Stored items
━━━━━━━━━━

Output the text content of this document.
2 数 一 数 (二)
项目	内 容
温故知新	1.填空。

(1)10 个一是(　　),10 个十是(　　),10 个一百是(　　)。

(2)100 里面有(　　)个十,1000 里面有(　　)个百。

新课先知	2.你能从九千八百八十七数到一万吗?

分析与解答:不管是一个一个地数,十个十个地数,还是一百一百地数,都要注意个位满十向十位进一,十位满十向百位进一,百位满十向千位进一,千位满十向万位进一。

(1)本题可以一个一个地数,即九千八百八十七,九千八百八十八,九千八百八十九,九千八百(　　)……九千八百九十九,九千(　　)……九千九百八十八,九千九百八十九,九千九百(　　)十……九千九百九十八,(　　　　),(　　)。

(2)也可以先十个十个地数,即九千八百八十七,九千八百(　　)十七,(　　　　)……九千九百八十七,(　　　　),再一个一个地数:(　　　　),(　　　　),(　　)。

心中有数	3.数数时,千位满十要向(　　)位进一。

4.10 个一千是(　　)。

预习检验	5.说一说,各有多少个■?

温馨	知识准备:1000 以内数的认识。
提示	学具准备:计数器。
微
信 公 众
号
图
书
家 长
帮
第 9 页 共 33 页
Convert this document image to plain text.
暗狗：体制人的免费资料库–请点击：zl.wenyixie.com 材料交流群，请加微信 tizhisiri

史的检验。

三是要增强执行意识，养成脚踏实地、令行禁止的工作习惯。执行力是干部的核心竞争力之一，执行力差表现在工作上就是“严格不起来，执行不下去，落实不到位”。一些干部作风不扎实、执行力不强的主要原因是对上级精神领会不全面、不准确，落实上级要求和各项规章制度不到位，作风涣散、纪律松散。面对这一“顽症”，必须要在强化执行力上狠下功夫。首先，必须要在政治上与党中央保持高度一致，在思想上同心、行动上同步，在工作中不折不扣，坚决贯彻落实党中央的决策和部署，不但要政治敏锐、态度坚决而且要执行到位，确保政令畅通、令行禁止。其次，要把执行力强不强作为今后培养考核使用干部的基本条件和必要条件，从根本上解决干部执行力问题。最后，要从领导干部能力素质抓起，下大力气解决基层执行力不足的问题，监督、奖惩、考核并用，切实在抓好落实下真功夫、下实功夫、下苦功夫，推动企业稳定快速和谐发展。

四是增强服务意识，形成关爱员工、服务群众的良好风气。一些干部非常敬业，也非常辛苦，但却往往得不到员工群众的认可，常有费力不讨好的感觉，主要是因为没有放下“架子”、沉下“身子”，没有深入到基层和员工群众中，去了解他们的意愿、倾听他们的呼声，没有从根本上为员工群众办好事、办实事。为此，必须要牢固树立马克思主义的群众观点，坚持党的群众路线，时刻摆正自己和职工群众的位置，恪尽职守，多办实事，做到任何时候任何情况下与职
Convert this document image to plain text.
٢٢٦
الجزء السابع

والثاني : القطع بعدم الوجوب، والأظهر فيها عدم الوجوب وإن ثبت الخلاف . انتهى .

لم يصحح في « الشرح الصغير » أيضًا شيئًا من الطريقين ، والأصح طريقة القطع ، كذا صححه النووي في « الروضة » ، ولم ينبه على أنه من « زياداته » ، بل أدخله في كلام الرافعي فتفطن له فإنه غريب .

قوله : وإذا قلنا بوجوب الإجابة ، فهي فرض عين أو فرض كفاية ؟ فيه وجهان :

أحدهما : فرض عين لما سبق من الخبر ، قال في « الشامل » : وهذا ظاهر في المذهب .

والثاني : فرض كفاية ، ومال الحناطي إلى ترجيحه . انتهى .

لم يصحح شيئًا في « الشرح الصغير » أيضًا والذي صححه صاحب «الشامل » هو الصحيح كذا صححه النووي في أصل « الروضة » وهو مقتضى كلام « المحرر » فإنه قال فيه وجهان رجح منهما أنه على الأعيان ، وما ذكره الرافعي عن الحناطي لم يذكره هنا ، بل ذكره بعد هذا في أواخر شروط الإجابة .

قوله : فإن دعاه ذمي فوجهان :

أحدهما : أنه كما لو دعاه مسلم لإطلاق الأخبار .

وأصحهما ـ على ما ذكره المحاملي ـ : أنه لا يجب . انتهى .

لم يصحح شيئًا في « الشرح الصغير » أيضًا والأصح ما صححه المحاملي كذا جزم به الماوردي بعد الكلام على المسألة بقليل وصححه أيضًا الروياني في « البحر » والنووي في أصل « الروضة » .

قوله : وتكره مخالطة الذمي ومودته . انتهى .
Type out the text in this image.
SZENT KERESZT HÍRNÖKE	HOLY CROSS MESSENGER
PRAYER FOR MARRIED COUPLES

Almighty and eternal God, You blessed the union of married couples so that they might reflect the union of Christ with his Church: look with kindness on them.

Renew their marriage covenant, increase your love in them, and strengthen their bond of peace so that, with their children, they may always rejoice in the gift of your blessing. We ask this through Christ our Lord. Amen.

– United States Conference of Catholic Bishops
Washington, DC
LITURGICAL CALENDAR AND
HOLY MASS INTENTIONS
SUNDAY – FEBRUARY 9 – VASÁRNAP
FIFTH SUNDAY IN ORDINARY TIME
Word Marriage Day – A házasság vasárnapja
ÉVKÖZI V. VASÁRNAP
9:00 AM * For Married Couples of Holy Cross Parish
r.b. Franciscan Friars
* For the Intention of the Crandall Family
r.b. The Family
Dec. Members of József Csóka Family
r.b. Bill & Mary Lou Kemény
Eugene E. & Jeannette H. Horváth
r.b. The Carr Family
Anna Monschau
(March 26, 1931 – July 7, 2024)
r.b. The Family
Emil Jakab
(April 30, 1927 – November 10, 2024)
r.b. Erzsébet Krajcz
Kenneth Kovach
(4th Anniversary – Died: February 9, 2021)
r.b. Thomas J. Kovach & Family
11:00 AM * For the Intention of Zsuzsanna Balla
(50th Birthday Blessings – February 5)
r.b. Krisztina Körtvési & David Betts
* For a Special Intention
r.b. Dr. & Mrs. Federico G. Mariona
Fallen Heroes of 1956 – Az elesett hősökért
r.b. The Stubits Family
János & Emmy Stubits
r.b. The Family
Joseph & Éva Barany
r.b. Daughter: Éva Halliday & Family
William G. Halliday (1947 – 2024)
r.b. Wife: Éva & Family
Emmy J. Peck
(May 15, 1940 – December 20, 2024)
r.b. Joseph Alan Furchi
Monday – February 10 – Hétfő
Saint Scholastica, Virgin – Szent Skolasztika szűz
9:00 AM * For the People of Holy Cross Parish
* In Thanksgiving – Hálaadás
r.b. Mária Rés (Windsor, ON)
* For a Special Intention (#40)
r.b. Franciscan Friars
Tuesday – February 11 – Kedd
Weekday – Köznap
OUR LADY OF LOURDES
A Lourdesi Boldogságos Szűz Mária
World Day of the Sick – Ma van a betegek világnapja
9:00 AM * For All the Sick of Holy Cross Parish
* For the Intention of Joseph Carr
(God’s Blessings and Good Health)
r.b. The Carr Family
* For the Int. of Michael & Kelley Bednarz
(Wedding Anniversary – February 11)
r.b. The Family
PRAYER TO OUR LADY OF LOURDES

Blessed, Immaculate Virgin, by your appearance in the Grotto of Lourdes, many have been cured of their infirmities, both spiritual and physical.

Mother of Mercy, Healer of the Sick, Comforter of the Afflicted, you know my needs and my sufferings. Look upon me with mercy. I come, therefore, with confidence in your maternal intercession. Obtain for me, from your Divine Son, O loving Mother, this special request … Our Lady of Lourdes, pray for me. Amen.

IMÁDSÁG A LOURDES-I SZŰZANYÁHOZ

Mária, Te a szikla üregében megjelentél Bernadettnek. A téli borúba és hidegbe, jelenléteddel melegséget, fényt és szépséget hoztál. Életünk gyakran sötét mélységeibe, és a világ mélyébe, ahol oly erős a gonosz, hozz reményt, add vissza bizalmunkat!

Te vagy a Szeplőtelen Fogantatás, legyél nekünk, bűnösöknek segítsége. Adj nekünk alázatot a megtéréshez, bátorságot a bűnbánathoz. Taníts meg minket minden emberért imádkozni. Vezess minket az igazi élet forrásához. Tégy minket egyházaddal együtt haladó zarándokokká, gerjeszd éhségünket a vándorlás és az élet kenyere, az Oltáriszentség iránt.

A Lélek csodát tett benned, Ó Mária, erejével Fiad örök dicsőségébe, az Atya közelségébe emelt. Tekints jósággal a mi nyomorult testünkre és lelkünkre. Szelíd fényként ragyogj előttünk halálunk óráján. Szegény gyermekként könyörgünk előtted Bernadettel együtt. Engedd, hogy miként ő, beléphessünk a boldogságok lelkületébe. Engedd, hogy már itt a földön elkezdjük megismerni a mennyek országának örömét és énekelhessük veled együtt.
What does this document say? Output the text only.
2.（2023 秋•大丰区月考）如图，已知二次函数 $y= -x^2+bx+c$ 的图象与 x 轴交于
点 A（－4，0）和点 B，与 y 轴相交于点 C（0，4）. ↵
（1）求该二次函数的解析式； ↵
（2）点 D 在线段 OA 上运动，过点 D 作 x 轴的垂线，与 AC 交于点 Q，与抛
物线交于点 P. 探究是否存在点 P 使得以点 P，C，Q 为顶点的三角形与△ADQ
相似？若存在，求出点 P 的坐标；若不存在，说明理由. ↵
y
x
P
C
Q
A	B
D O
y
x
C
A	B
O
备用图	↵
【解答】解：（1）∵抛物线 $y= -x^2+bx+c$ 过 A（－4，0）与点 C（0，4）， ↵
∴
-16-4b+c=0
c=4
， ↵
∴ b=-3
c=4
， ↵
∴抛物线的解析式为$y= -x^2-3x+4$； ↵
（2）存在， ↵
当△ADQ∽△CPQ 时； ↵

━━━━━━━━━━

**Problem details**
Copy, from the material above, each line in which the string "SUNDAY" occurs.

**Solution to this task**
SUNDAY – FEBRUARY 9 – VASÁRNAP
FIFTH SUNDAY IN ORDINARY TIME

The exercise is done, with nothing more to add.